→ **THE TASK**:
Go through the listing and return every line with "ECMWF" in it.

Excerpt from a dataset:

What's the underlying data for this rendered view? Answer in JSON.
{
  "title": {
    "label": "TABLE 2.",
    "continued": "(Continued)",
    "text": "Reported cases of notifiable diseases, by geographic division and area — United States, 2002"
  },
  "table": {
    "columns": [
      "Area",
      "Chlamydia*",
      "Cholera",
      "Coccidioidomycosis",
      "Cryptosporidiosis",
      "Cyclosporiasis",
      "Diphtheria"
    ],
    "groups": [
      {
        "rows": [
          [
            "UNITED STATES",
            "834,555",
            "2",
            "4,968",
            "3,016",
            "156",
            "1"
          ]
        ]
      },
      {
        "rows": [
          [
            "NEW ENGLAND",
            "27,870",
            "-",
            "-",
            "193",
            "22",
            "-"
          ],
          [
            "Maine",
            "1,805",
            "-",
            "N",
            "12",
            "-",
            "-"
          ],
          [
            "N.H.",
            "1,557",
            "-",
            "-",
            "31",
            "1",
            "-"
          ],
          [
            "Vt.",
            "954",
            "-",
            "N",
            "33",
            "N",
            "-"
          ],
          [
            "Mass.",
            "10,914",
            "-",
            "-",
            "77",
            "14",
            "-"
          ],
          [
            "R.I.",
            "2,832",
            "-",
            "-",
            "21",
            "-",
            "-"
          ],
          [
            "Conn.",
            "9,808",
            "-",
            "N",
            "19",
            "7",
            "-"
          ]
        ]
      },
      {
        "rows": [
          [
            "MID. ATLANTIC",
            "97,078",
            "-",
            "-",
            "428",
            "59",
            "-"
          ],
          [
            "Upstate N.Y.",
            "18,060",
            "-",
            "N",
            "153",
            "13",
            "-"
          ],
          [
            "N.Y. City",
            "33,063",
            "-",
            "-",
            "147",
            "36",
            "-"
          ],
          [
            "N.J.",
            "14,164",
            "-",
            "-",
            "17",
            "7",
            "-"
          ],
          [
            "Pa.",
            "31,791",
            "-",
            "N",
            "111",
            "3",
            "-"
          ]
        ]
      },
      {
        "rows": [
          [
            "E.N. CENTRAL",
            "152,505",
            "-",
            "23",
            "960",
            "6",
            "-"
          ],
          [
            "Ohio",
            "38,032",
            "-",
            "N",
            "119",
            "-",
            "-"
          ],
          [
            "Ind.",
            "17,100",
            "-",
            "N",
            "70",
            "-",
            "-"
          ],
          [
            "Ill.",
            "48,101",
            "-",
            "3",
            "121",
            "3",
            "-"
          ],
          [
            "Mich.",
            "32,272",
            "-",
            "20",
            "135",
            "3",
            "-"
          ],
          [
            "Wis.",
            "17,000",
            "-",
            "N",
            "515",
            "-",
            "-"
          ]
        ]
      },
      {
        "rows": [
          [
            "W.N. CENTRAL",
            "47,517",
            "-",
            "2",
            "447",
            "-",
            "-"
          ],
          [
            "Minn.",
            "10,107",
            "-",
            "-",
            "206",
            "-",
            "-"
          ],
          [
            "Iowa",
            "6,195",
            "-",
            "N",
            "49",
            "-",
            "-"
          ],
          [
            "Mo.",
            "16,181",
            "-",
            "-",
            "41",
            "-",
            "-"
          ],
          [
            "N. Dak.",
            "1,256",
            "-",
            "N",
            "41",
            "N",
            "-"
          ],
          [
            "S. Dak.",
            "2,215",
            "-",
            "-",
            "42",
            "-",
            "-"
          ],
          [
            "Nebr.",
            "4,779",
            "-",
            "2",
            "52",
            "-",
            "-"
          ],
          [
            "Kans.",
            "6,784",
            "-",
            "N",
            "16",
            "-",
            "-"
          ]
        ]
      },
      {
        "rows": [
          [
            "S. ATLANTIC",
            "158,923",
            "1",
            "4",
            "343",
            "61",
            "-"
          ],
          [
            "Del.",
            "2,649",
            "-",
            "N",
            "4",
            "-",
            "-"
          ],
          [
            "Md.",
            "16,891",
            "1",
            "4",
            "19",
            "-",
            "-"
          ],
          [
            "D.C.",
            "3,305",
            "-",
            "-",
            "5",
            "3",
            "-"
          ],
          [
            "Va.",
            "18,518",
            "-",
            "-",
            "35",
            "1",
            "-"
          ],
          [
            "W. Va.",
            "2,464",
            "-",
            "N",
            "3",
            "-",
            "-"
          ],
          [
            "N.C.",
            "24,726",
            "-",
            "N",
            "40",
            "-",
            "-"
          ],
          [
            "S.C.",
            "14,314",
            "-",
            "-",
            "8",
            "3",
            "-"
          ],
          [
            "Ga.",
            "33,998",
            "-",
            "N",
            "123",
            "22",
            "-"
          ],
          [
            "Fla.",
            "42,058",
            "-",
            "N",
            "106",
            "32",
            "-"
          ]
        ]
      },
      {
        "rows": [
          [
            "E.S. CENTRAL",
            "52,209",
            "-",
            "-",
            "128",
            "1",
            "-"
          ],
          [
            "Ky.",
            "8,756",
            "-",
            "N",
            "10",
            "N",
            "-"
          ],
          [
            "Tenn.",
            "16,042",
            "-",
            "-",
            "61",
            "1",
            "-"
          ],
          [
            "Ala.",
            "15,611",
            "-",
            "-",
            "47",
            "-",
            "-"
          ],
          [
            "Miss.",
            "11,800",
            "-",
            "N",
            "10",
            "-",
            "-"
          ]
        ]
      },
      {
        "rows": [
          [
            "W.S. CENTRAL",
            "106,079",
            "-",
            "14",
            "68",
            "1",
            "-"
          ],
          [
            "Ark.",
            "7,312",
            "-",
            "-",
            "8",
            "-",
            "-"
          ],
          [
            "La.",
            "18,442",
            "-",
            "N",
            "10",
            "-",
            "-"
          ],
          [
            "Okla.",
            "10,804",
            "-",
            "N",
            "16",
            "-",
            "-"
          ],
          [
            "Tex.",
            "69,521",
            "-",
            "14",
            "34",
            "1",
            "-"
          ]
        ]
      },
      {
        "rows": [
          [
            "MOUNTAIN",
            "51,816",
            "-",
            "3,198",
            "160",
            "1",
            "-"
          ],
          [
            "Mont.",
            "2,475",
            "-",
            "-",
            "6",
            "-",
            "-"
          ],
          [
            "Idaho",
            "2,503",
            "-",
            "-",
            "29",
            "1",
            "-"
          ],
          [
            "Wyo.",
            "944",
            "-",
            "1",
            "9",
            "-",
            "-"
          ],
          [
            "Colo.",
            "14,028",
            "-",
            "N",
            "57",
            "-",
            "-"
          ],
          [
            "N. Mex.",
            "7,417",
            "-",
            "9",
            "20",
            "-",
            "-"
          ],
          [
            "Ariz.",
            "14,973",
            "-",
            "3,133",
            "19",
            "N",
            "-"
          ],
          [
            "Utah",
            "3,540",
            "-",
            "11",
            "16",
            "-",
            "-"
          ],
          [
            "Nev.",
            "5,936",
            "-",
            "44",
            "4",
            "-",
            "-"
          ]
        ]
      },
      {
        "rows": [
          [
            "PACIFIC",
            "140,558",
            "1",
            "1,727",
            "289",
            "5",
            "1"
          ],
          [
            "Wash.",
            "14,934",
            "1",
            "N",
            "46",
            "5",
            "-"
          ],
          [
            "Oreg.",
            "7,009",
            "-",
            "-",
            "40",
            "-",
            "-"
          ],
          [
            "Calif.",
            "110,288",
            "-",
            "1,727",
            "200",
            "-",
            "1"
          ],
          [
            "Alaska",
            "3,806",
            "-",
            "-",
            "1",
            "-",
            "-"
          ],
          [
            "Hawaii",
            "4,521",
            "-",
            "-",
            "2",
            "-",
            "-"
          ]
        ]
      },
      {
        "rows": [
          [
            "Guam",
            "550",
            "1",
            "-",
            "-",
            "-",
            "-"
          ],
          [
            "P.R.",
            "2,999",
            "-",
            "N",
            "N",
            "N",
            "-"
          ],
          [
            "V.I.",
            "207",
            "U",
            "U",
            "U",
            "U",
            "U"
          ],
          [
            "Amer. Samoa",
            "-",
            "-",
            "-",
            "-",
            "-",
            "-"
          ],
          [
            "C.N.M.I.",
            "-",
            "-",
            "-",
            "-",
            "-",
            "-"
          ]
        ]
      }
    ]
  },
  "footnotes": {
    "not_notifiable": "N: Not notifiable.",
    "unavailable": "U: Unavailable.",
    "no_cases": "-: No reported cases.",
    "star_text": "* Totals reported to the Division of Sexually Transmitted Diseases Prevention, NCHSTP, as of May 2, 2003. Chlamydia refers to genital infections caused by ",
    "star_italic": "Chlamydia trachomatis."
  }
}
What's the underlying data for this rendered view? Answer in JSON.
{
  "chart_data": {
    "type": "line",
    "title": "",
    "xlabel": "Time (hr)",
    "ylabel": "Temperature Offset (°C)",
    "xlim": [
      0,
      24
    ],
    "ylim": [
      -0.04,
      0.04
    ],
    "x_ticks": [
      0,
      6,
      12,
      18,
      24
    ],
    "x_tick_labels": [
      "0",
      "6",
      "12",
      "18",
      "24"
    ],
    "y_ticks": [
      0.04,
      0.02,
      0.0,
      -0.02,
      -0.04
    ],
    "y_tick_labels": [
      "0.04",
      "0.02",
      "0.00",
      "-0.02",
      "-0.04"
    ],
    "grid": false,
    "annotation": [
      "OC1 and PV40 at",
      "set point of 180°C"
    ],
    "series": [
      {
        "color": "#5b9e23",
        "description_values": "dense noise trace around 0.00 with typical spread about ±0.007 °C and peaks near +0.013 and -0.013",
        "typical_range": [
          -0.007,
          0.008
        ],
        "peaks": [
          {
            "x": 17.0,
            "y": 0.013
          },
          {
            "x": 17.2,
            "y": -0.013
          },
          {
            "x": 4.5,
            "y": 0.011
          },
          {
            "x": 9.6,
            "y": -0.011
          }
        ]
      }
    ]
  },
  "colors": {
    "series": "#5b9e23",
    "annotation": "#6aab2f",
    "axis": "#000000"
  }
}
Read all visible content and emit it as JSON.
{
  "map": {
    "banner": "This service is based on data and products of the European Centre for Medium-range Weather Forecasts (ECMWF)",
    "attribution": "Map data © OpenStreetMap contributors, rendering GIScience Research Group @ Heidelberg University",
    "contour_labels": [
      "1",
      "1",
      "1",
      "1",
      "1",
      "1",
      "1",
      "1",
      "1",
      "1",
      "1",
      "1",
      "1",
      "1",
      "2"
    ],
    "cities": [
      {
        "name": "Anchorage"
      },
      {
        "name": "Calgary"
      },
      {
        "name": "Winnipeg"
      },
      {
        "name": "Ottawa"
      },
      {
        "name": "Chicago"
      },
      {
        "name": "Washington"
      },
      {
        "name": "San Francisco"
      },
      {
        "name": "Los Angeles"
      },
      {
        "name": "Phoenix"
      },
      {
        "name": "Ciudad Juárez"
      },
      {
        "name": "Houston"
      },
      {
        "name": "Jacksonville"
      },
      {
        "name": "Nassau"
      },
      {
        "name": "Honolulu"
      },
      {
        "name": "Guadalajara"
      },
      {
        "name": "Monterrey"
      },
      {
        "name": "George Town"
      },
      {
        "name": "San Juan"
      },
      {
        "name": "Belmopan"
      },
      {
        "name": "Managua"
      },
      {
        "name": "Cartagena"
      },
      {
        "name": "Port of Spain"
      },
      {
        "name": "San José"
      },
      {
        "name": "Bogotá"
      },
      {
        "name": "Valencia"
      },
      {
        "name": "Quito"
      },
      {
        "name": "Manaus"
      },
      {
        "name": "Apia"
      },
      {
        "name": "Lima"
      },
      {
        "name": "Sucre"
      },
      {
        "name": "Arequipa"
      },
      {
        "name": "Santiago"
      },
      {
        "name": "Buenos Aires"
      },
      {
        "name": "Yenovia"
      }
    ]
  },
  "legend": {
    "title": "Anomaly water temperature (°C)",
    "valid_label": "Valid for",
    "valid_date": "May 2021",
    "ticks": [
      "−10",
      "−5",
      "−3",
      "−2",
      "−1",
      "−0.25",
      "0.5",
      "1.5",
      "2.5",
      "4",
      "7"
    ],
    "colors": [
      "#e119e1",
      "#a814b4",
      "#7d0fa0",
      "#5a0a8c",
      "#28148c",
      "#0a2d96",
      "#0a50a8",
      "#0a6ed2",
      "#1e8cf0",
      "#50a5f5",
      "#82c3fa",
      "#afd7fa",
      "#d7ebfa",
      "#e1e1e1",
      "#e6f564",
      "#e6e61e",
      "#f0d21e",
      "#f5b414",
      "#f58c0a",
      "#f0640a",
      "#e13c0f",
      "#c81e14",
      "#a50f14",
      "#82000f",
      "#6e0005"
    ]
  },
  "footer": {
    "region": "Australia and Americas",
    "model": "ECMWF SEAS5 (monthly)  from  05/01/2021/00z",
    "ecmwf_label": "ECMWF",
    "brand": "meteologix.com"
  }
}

→ **RESPONSE TO THIS TASK**:
    "banner": "This service is based on data and products of the European Centre for Medium-range Weather Forecasts (ECMWF)",
    "model": "ECMWF SEAS5 (monthly)  from  05/01/2021/00z",
    "ecmwf_label": "ECMWF",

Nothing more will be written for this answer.